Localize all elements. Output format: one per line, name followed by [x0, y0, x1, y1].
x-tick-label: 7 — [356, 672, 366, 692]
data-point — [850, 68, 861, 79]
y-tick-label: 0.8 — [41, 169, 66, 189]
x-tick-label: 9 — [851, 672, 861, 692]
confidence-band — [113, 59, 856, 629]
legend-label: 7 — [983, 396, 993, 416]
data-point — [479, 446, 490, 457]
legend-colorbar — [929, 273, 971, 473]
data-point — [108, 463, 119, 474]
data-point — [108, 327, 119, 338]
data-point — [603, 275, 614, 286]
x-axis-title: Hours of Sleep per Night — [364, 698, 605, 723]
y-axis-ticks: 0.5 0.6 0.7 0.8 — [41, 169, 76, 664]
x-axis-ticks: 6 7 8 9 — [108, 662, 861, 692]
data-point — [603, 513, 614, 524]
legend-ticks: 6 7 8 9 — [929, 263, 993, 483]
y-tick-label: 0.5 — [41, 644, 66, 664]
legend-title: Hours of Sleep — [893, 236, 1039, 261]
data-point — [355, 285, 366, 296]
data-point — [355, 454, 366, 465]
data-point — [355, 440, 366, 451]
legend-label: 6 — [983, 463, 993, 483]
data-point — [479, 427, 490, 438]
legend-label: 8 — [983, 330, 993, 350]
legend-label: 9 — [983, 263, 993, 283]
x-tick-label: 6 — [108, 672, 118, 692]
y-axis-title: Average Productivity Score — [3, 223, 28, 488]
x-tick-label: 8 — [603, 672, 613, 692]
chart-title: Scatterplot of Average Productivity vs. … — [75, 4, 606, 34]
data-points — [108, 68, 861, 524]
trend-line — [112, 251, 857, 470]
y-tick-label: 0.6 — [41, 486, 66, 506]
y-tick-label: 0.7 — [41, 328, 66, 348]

● **Problem to solve**
Convert the lines above into a numbered list, starting with the first line and ending with the line that contains "confidence-band — [113, 59, 856, 629]". Leave out any blank lines.

● **Correct result**
1. Localize all elements. Output format: one per line, name followed by [x0, y0, x1, y1].
2. x-tick-label: 7 — [356, 672, 366, 692]
3. data-point — [850, 68, 861, 79]
4. y-tick-label: 0.8 — [41, 169, 66, 189]
5. x-tick-label: 9 — [851, 672, 861, 692]
6. confidence-band — [113, 59, 856, 629]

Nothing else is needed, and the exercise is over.